* [Exercise prompt] Do any lines in the data below contain "JSON"? If so, copy every one of them.
begin Material supplied
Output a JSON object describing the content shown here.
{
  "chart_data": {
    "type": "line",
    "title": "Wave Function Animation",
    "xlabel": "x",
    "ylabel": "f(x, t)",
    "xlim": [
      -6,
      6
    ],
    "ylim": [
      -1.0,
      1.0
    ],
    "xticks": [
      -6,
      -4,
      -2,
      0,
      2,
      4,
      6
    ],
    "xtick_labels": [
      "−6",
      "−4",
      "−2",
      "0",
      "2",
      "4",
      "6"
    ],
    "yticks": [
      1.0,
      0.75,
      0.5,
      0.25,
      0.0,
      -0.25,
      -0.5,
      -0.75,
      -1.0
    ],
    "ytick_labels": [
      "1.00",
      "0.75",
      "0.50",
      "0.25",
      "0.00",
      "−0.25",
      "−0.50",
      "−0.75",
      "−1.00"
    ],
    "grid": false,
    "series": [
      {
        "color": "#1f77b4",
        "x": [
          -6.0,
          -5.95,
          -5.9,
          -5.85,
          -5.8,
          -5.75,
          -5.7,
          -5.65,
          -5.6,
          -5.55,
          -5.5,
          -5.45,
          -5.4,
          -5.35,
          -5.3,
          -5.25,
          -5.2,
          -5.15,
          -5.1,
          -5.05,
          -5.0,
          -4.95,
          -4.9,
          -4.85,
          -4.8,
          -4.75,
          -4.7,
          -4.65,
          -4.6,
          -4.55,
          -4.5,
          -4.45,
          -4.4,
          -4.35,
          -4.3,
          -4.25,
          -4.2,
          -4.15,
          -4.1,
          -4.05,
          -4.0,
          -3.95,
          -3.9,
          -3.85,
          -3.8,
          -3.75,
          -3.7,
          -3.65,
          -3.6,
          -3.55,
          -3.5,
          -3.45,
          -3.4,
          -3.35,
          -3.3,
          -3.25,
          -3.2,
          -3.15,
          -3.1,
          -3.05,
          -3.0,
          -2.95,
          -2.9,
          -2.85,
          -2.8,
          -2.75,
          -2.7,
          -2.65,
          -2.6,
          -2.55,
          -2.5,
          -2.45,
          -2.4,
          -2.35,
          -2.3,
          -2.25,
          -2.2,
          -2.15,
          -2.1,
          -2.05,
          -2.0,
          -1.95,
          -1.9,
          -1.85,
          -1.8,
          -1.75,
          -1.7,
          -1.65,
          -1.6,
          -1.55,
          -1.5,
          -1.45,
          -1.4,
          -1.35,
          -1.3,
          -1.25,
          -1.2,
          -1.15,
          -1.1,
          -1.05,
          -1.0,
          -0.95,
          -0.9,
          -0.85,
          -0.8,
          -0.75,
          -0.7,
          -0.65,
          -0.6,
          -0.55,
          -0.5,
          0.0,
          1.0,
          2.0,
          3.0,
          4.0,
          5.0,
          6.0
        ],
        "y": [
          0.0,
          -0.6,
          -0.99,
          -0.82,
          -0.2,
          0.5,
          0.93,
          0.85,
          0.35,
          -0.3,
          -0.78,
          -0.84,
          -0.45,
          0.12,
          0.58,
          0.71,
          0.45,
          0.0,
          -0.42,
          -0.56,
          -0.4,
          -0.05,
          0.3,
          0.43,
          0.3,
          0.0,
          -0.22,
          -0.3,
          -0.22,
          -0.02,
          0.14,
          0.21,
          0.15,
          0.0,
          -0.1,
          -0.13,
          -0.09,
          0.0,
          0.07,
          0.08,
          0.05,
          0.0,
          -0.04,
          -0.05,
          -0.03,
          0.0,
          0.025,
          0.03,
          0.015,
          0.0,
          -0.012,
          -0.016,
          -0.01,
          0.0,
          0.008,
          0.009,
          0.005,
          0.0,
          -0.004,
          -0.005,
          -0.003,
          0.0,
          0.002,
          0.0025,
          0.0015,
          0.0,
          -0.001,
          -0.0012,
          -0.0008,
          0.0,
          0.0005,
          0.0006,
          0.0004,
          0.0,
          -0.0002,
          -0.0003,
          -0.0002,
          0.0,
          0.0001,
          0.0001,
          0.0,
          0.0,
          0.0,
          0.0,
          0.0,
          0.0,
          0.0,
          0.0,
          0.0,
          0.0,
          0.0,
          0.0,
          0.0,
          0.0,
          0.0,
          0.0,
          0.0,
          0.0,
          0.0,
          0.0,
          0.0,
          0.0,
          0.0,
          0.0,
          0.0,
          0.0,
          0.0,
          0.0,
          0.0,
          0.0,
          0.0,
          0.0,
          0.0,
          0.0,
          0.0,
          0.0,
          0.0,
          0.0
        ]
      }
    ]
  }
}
end Material supplied
begin Material supplied
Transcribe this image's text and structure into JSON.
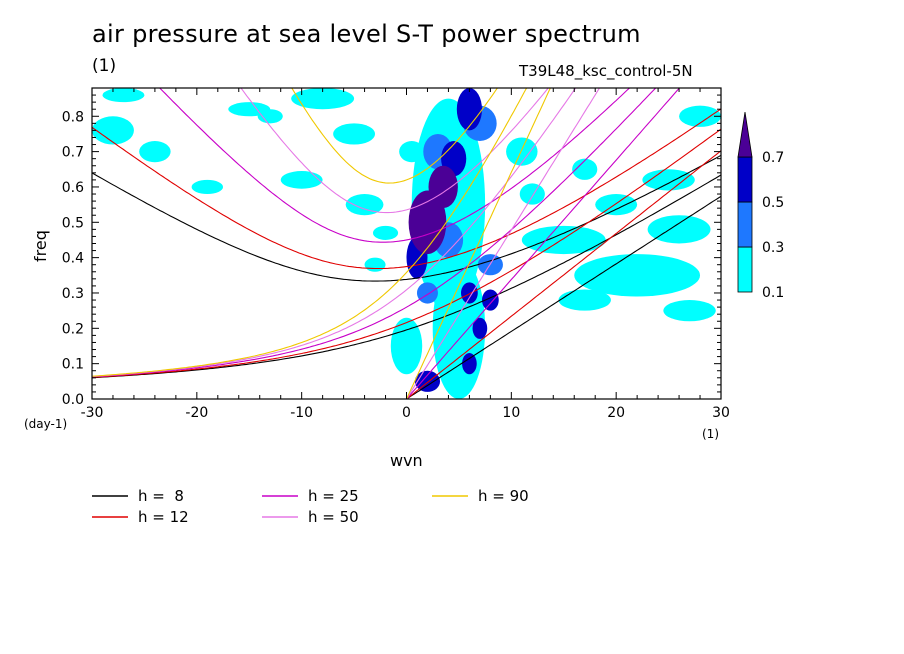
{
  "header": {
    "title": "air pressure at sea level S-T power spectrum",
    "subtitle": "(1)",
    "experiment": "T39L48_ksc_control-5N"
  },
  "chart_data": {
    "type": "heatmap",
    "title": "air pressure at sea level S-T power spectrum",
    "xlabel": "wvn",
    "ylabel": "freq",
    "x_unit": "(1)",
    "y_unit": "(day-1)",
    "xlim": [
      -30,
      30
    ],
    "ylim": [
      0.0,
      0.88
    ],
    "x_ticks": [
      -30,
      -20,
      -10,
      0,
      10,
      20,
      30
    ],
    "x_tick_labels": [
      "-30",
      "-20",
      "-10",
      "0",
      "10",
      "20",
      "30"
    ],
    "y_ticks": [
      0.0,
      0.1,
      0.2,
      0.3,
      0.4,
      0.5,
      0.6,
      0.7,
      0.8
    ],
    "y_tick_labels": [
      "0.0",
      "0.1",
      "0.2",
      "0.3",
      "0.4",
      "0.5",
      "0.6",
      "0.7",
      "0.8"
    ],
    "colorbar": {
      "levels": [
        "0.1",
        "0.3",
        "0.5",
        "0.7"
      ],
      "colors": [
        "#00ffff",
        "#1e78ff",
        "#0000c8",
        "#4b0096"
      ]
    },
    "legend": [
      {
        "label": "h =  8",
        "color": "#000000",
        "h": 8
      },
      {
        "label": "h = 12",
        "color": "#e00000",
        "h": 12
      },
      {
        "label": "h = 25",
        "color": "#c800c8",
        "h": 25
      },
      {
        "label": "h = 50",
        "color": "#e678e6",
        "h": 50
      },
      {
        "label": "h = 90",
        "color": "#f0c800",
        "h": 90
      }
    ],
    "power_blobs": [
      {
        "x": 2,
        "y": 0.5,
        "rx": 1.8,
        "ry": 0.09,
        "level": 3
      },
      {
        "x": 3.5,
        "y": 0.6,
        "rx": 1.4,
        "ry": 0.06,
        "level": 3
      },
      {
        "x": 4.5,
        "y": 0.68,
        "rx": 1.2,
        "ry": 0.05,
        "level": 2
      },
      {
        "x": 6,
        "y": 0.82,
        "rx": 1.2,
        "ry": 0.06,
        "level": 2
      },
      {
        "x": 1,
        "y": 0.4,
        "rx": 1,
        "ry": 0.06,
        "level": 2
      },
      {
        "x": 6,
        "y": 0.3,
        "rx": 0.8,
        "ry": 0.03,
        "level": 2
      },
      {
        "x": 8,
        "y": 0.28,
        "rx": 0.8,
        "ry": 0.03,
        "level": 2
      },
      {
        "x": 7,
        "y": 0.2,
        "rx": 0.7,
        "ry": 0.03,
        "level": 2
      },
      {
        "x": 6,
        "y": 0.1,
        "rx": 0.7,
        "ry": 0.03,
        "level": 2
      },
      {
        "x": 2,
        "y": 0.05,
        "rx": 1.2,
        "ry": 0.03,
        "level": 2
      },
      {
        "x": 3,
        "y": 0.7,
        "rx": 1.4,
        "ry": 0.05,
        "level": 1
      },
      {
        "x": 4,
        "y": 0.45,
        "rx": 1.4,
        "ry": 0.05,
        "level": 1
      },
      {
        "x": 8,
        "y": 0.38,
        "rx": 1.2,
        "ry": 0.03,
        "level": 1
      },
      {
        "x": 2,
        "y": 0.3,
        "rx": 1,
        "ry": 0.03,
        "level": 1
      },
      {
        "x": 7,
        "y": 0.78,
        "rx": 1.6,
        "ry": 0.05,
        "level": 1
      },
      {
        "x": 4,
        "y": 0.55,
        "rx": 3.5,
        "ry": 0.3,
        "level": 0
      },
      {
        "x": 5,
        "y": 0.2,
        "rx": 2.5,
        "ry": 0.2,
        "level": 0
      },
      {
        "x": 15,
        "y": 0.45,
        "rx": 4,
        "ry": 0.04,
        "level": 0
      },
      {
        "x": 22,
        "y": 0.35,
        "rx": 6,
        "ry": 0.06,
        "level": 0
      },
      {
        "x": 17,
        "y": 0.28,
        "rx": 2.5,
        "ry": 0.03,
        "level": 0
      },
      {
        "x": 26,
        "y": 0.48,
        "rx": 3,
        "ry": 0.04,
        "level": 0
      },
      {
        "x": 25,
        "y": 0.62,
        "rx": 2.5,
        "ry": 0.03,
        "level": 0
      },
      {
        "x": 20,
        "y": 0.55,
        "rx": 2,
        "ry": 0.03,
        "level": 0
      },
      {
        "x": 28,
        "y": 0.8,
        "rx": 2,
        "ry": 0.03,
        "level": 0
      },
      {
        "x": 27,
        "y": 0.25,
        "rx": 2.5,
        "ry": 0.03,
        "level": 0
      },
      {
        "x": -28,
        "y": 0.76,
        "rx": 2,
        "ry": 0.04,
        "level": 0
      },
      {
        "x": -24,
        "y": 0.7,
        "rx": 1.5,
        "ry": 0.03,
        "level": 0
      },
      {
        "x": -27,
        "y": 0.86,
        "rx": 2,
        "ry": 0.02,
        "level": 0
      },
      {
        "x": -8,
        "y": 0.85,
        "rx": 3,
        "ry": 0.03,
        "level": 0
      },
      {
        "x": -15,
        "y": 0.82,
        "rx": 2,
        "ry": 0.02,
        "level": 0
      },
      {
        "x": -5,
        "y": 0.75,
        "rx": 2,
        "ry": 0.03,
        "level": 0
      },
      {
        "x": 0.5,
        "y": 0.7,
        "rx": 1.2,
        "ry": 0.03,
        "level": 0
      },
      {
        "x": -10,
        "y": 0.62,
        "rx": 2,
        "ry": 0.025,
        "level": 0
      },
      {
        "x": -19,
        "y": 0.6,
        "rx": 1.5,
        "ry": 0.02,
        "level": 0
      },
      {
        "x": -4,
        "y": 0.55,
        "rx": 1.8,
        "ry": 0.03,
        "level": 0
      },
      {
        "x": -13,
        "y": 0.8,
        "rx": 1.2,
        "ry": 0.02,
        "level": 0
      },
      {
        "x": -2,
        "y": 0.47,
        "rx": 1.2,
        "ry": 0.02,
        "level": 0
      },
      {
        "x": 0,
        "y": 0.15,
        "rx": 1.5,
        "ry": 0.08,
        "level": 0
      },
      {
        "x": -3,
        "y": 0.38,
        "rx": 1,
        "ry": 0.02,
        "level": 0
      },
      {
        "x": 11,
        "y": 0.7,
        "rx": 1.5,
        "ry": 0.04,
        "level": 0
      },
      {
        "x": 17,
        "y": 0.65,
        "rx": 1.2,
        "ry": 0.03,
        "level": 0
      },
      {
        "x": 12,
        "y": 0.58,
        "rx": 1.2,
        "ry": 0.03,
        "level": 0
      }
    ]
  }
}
end Material supplied
* [Exercise solution]
Output a JSON object describing the content shown here.
Transcribe this image's text and structure into JSON.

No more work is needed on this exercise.